*Given problem*
Gather all lines from the material that contain "text".

-- Start of Data to use --

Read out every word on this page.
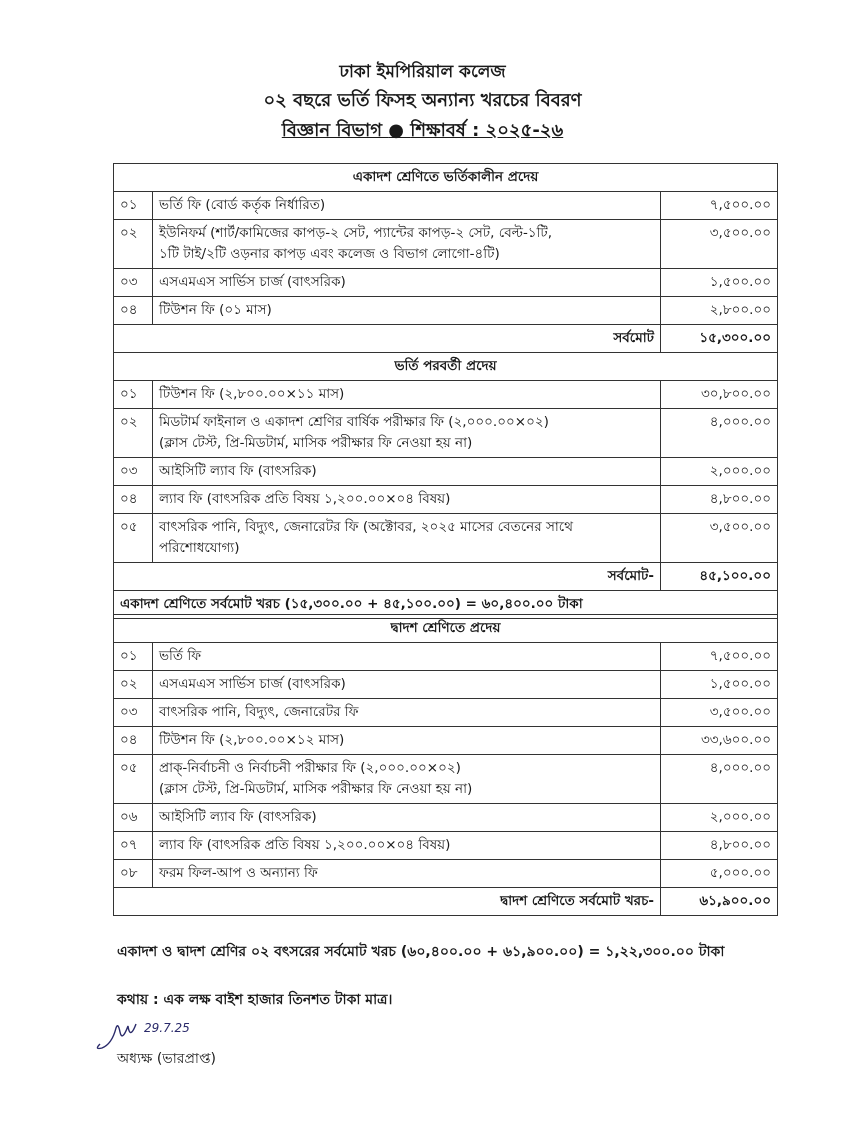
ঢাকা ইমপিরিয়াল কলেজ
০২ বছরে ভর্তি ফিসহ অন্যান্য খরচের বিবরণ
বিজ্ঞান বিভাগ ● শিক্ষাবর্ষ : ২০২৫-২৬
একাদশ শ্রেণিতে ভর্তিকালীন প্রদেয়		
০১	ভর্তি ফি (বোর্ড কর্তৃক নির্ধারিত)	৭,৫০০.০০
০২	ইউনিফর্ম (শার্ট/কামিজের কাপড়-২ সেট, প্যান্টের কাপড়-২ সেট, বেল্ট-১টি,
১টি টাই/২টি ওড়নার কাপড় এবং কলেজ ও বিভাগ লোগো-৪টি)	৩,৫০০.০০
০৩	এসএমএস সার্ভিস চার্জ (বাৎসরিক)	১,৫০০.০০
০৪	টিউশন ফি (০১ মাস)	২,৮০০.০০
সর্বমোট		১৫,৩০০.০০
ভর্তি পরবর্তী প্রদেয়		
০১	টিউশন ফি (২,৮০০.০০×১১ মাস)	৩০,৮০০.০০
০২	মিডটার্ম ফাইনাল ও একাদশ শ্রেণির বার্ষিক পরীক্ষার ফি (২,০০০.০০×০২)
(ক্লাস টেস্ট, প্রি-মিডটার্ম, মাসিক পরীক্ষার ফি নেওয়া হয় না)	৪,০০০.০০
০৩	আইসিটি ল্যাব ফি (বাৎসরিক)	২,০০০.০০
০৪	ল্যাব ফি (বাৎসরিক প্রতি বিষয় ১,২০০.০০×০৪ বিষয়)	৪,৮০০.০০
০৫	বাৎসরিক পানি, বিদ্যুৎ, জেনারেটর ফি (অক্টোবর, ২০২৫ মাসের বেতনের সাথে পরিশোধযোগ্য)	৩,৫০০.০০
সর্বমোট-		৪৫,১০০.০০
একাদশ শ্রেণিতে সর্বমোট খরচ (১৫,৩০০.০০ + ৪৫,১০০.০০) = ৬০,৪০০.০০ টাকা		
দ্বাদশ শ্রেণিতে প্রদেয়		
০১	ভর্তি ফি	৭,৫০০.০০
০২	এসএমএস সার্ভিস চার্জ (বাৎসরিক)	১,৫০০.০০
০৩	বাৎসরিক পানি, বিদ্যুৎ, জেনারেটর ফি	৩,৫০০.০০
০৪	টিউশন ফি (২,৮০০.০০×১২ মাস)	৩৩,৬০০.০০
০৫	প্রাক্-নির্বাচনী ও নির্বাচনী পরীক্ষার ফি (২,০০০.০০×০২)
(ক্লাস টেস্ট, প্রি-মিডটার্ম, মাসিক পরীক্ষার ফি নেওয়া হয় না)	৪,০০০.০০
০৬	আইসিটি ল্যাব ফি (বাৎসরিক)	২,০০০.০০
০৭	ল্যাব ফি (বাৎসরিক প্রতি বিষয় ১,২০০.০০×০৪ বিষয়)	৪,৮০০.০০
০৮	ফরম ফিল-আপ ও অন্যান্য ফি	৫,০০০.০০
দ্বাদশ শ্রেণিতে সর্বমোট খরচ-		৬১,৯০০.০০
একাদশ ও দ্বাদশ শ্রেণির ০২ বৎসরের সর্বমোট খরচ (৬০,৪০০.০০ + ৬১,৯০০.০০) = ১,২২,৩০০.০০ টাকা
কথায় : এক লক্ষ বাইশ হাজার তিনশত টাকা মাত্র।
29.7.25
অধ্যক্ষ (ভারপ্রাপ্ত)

-- End of Data to use --
-- Start of Data to use --

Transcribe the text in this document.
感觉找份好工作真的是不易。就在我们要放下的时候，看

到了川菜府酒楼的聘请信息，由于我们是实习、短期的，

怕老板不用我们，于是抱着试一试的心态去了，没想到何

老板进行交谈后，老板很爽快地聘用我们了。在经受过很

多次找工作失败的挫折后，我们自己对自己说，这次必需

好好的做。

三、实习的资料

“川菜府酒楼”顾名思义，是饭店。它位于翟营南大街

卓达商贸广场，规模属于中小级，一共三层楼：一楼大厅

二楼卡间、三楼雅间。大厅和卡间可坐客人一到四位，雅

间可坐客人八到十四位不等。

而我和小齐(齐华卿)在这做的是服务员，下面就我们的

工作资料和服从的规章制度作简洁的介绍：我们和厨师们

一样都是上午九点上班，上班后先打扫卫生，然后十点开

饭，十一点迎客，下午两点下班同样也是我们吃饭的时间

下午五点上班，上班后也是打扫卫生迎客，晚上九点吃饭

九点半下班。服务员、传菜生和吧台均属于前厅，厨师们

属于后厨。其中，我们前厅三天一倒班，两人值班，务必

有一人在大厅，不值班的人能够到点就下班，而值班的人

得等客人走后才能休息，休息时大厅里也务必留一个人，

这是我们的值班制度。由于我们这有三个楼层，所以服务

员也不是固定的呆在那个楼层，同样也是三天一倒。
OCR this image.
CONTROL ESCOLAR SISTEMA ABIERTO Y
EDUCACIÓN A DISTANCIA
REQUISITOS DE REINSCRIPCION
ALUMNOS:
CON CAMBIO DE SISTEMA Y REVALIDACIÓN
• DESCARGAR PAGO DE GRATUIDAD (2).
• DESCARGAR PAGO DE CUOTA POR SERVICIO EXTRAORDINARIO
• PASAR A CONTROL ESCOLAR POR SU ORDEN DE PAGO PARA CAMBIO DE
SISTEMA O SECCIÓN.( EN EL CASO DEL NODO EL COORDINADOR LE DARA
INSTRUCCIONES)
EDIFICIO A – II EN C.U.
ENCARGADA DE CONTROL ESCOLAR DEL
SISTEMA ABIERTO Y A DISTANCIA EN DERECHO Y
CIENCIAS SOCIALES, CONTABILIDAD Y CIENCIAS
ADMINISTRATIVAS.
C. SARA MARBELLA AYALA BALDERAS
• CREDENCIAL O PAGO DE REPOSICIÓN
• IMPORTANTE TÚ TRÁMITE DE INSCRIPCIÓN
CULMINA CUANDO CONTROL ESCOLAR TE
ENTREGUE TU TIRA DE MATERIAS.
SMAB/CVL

-- End of Data to use --
-- Start of Data to use --

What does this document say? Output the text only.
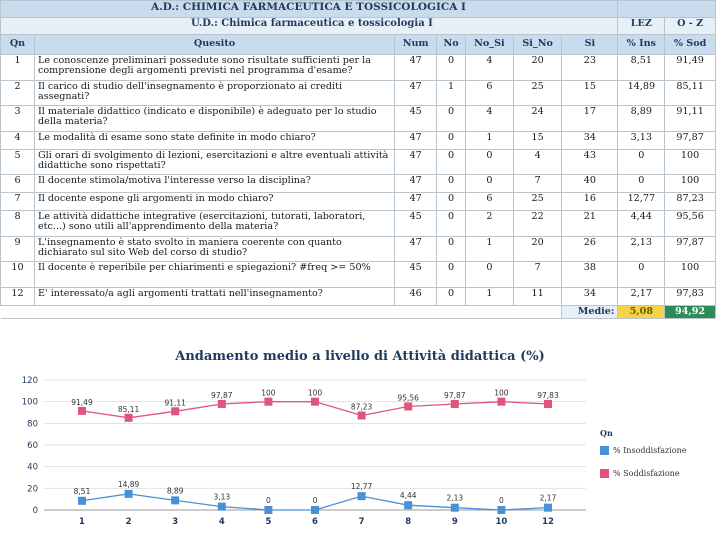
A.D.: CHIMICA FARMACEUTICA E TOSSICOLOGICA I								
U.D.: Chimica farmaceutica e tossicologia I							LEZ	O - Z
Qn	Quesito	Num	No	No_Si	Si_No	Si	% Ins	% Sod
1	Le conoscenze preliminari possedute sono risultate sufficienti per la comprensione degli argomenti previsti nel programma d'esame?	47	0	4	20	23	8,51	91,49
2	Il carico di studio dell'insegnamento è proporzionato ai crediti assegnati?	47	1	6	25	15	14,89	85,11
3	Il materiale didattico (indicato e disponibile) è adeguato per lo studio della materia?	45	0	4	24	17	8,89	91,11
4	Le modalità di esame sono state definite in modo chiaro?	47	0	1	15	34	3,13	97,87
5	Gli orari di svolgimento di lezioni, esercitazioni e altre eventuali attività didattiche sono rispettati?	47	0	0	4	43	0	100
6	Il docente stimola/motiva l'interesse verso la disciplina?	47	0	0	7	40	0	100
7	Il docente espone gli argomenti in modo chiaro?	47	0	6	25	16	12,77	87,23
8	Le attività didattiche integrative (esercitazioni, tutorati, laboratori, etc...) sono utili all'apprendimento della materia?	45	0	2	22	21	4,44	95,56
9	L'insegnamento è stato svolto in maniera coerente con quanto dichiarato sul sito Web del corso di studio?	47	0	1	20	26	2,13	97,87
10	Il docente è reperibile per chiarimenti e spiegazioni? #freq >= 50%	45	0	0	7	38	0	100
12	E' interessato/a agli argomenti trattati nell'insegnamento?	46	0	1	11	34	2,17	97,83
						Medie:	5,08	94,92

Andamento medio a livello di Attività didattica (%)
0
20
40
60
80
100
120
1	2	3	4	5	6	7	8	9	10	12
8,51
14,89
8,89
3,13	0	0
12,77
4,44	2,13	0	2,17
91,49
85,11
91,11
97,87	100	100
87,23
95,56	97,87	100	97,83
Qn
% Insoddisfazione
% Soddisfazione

-- End of Data to use --

*Reply*
Transcribe the text in this document.
What does this document say? Output the text only.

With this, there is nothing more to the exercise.